Вот и эти пятьдесят голов приехали на Святую Обетованную за тем же. И, разумеется, прямиком в Содом – где огненный дождь, раскалённая сера и навеки выжженная земля.
Причём паломники - мексиканцы, что, соответственно, накладывает.
Особенно, если учесть, что они не мексиканские мексиканцы, а американские – не то из Эль-Пасо, не то из Альбукерке, где, куда не плюнь, всюду Кончиты, Педры и Хесусы, разговаривающие на таком своеобразном английском, что лучше бы уж - на испанском. Чтоб, если не понимать, так хотя бы не ломая голову.

А тут, заскочив в автобус, я ощутил себя не то что - не в своей тарелке, и скорее даже не своей кастрюле, так вокруг меня там всё бурлило, кипело, булькало и всхлипывало.

В меня сходу вцепились десятки смуглых рук, и с криками: «Абуэло! Абуэло!», куда-то повлекли, потянули, и я подумал:
«Вот, тебе, Эдинька, и Голгофа. Не распнут, так растянут!».

- Окей, окей… – спотыкаясь, кивал я поочерёдно во все стороны. – Кого тут «абуэло»? Показывайте.

И мне показали. Точнее, едва не опрокинули меня на полулежавшего в кресле сеньора Педро, как мысленно я окрестил своего пациента.
Серо-цементного цвета, он так жадно хватал ртом воздух, что без пальпаций было ясно – «абуэло» его довольно-таки серьёзно.

- Сердце?.. Боль в груди?.. – расчехляя рюкзак, зачастил я с вопросами анамнеза. И ко мне, с криком: «В груди! В груди!», раскидывая соплеменников, прорвалась молодая девица.
Обрезанные шорты врезались ей в самый крайний шов, а массивный золотой крестик тонул меж двух колышущийся арбузных холмиков.

«Кончита, - на глаз определил я. – Ярая католичка».

ДАННЫЕ ДЛЯ ИЗУЧЕНИЯ:
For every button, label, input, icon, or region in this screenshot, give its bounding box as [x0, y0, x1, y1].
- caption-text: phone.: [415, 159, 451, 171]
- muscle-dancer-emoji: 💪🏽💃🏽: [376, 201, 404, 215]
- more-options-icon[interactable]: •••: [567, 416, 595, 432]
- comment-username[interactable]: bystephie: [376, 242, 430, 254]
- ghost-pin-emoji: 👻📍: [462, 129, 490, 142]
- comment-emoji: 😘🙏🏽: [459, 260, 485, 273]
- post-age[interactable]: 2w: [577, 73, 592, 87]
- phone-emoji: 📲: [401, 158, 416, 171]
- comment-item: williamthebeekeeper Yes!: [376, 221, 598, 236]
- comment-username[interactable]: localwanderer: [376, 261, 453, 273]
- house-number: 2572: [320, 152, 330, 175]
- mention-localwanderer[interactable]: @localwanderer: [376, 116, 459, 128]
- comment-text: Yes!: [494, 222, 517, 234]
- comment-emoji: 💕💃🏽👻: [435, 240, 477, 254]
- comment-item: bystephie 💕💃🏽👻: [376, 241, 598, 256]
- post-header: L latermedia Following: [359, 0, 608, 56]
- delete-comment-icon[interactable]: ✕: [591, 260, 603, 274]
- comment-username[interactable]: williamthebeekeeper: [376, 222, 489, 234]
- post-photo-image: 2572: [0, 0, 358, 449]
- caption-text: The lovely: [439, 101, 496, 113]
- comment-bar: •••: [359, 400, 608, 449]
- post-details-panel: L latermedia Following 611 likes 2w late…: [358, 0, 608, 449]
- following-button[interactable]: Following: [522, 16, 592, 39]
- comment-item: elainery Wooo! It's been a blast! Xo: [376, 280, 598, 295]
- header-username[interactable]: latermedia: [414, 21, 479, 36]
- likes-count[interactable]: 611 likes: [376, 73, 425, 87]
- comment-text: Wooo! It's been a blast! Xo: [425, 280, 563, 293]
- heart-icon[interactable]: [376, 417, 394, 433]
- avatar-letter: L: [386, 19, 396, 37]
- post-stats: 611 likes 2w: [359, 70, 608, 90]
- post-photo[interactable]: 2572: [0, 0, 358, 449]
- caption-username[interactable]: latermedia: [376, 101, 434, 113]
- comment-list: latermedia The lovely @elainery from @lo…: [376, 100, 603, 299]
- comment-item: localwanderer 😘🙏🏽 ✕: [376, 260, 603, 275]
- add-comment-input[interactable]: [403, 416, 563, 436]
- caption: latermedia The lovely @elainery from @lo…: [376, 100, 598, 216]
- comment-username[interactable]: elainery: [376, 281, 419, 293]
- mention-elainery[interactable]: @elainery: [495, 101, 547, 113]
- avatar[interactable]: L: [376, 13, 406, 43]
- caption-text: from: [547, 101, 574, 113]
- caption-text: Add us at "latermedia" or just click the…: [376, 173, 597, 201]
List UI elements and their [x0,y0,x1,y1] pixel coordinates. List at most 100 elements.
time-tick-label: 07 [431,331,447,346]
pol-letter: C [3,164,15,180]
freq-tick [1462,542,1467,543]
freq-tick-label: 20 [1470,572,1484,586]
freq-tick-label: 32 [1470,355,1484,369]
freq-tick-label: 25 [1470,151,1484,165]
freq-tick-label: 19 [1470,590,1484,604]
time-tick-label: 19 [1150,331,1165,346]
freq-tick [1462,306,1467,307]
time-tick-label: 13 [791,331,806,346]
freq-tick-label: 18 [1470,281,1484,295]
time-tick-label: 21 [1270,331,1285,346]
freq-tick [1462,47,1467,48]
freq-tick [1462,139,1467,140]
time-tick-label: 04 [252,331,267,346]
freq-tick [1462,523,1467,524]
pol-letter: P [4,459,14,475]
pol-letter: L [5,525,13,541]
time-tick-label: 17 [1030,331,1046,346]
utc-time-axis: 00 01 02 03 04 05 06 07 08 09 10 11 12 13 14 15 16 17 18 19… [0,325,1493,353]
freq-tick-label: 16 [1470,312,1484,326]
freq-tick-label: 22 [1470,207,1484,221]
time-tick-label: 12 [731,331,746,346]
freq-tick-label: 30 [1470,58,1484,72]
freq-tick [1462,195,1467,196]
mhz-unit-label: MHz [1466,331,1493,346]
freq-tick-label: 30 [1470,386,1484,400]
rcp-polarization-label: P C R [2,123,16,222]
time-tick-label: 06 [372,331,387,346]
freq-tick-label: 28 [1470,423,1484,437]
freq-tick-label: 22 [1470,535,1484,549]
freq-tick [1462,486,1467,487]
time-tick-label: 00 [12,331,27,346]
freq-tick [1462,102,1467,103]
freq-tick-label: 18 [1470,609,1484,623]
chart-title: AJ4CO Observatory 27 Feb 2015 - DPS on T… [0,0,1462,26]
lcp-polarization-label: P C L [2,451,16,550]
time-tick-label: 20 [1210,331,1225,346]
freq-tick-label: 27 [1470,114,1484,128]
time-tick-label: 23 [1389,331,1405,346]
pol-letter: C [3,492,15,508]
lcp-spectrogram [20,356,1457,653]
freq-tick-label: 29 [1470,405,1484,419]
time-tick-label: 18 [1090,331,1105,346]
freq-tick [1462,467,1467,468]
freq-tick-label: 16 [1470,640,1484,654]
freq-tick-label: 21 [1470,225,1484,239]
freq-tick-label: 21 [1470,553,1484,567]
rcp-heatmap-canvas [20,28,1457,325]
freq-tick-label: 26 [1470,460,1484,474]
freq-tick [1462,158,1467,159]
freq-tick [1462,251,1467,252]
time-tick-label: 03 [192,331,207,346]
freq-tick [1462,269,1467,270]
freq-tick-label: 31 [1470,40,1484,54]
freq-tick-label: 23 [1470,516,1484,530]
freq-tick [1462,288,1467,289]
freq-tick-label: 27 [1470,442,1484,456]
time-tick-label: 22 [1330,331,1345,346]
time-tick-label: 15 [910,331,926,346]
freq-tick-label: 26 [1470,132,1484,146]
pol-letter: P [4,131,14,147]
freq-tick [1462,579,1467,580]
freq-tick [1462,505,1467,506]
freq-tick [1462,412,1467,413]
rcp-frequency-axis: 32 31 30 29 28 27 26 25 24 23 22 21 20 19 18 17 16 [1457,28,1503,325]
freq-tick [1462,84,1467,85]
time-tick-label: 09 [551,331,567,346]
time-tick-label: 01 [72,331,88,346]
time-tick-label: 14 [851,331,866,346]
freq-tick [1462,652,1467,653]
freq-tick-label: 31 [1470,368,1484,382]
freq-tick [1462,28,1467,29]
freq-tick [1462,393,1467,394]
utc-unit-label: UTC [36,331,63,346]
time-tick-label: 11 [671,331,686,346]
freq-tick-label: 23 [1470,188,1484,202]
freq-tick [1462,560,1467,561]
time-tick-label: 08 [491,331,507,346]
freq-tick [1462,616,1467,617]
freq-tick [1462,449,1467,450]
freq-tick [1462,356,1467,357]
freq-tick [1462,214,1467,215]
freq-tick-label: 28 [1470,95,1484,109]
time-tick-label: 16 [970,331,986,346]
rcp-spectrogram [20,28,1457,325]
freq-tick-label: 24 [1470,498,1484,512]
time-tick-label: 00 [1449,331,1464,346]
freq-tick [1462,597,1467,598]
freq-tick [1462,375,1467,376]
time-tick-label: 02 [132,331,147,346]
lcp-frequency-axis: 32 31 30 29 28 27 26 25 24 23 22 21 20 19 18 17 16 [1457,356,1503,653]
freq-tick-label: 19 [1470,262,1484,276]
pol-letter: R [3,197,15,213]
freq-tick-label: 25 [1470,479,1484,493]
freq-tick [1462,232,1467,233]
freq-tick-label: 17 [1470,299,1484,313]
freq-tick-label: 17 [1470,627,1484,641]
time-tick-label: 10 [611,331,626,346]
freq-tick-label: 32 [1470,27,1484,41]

ЧТО ТРЕБУЕТСЯ:
Воспроизведите без изменений фрагмент отрывка о мексиканских паломниках от «Вот и эти пятьдесят» до «булькало и всхлипывало.».

ОТВЕТ:
Вот и эти пятьдесят голов приехали на Святую Обетованную за тем же. И, разумеется, прямиком в Содом – где огненный дождь, раскалённая сера и навеки выжженная земля.
Причём паломники - мексиканцы, что, соответственно, накладывает.
Особенно, если учесть, что они не мексиканские мексиканцы, а американские – не то из Эль-Пасо, не то из Альбукерке, где, куда не плюнь, всюду Кончиты, Педры и Хесусы, разговаривающие на таком своеобразном английском, что лучше бы уж - на испанском. Чтоб, если не понимать, так хотя бы не ломая голову.

А тут, заскочив в автобус, я ощутил себя не то что - не в своей тарелке, и скорее даже не своей кастрюле, так вокруг меня там всё бурлило, кипело, булькало и всхлипывало.